Rows from a figure dataset:
* * * * *

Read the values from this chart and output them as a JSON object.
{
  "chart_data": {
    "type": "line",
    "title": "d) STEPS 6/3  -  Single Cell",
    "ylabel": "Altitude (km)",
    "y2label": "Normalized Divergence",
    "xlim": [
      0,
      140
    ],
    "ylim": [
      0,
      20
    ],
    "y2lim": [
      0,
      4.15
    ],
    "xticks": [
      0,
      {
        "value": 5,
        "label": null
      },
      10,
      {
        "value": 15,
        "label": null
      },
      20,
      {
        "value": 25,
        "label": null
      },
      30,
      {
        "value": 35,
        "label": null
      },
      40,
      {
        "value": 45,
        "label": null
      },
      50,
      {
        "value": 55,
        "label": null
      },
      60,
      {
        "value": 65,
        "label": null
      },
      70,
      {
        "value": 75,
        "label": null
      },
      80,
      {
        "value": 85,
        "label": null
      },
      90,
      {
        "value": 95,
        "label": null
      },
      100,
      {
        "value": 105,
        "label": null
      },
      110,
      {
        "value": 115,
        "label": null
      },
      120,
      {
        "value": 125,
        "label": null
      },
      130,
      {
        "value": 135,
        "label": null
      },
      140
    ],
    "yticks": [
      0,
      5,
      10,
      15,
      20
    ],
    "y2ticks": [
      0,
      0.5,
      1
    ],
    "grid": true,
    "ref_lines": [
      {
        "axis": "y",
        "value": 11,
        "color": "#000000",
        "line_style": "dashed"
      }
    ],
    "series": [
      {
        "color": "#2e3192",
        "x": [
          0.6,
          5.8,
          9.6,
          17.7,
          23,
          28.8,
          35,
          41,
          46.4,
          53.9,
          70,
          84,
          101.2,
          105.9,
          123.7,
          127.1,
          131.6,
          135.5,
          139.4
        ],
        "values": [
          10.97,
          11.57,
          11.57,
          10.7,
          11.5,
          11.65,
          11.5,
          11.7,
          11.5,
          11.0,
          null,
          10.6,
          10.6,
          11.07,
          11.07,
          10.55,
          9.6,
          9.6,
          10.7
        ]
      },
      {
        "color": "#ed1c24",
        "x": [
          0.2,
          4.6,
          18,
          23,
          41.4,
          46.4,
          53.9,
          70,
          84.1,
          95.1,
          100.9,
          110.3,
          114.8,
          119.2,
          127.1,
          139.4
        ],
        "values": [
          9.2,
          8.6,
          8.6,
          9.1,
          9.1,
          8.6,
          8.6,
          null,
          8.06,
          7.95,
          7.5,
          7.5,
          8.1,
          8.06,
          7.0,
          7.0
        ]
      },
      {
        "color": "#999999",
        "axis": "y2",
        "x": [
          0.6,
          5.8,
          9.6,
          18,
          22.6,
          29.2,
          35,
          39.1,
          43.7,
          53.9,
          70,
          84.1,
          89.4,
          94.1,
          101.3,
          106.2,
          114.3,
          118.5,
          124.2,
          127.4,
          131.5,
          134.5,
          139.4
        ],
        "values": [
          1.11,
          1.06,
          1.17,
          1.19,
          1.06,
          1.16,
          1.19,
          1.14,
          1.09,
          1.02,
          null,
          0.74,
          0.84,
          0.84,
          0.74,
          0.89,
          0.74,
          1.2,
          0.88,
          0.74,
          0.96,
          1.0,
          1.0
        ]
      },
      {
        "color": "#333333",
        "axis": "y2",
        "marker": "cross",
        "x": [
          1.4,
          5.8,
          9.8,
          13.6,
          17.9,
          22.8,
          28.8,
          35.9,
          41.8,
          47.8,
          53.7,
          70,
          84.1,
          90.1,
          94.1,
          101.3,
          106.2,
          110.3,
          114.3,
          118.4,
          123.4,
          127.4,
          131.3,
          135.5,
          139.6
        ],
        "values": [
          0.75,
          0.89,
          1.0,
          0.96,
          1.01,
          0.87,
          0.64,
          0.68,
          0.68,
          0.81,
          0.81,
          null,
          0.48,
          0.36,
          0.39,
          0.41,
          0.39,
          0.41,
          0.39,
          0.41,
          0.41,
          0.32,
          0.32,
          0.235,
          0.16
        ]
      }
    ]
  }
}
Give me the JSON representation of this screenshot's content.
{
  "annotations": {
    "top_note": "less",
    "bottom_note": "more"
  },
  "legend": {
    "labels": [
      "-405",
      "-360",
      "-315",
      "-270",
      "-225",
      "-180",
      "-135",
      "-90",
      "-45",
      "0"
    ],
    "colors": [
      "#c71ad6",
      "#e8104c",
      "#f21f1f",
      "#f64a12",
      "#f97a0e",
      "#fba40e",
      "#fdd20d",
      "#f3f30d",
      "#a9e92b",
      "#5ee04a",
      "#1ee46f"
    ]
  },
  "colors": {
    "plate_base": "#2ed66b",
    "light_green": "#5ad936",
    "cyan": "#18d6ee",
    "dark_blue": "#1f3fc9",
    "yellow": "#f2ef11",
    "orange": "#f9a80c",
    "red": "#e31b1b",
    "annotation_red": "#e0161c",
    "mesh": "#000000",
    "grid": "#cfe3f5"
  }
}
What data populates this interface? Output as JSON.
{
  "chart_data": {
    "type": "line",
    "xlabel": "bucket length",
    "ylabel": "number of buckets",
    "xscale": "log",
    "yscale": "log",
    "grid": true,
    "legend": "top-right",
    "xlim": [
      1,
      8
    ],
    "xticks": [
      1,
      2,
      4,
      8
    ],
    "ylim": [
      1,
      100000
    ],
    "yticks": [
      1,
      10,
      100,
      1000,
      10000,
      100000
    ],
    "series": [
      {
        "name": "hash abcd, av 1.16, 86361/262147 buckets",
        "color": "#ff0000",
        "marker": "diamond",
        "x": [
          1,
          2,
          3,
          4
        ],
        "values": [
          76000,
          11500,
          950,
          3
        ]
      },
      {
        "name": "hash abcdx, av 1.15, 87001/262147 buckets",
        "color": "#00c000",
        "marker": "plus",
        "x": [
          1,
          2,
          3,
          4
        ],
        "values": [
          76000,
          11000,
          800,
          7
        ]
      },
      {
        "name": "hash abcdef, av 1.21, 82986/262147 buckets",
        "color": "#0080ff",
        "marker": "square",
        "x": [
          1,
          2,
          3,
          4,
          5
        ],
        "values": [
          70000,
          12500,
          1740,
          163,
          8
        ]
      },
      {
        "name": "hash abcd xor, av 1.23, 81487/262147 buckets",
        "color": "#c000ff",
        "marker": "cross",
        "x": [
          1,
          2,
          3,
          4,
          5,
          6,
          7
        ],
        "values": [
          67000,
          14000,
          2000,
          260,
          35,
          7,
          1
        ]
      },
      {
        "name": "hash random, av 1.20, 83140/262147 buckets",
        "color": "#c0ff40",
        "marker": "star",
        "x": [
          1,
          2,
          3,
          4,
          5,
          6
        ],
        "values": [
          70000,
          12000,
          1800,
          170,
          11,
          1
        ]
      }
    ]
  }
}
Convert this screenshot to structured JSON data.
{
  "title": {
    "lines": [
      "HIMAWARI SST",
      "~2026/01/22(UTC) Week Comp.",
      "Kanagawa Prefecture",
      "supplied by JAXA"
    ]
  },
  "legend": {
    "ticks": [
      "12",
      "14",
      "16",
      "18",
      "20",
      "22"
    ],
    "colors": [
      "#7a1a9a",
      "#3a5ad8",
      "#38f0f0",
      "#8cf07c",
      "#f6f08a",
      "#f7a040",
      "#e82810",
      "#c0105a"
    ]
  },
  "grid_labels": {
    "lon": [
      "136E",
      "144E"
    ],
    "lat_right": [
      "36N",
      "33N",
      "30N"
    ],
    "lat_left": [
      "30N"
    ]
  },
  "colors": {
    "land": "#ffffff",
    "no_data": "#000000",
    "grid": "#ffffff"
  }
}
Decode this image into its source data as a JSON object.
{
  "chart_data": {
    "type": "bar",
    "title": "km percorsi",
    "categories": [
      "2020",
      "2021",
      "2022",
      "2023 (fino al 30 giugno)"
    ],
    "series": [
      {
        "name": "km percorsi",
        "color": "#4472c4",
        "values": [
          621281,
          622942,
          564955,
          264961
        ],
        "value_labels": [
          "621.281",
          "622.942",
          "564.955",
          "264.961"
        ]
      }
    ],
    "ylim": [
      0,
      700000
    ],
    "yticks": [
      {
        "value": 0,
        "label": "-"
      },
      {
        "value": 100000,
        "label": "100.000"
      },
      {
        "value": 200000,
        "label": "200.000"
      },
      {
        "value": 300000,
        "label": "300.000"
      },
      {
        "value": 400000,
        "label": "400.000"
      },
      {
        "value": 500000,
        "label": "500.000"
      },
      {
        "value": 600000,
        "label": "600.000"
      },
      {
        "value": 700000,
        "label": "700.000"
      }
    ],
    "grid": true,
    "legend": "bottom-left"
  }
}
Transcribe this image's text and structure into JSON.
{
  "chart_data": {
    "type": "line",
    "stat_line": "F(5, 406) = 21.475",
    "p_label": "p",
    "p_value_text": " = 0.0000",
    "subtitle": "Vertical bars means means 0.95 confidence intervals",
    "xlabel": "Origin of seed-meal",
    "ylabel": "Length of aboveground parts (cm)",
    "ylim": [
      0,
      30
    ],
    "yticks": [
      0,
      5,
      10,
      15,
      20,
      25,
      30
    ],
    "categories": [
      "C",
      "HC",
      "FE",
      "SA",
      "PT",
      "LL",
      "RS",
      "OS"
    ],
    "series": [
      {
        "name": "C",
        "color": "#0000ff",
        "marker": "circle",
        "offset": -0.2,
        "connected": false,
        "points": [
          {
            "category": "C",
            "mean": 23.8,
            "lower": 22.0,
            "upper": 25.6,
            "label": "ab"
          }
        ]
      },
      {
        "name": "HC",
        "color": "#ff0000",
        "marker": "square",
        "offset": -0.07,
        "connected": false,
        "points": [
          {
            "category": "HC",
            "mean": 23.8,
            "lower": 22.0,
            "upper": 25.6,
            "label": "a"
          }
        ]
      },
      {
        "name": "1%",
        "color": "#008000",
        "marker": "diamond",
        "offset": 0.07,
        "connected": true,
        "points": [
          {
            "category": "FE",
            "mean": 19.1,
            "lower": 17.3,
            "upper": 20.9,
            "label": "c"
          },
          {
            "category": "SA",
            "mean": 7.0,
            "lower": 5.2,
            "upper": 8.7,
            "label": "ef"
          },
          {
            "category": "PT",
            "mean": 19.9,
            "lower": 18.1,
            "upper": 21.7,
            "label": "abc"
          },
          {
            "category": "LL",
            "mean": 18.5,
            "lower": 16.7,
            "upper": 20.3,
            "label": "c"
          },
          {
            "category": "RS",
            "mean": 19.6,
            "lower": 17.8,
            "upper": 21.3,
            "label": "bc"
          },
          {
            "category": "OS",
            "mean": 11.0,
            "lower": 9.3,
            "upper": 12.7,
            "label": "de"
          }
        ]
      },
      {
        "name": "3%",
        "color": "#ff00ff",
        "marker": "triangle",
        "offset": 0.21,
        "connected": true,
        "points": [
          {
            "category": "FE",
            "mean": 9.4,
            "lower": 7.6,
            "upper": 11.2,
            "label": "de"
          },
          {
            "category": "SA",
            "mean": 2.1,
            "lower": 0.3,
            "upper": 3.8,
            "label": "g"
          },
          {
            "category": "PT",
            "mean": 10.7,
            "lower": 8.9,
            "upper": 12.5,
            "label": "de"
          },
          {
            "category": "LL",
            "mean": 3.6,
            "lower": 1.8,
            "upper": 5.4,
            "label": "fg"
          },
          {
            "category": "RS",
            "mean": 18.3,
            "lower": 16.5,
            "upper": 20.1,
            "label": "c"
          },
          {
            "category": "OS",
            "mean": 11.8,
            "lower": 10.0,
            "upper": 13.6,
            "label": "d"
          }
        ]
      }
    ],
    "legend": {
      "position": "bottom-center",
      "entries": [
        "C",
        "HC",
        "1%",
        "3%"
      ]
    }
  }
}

* * * * *

DESCRIPTION OF THE TASK → Copy all lines in the listing above where the string "name" appears.

RESPONSE →
        "name": "hash abcd, av 1.16, 86361/262147 buckets",
        "name": "hash abcdx, av 1.15, 87001/262147 buckets",
        "name": "hash abcdef, av 1.21, 82986/262147 buckets",
        "name": "hash abcd xor, av 1.23, 81487/262147 buckets",
        "name": "hash random, av 1.20, 83140/262147 buckets",
        "name": "km percorsi",
        "name": "C",
        "name": "HC",
        "name": "1%",
        "name": "3%",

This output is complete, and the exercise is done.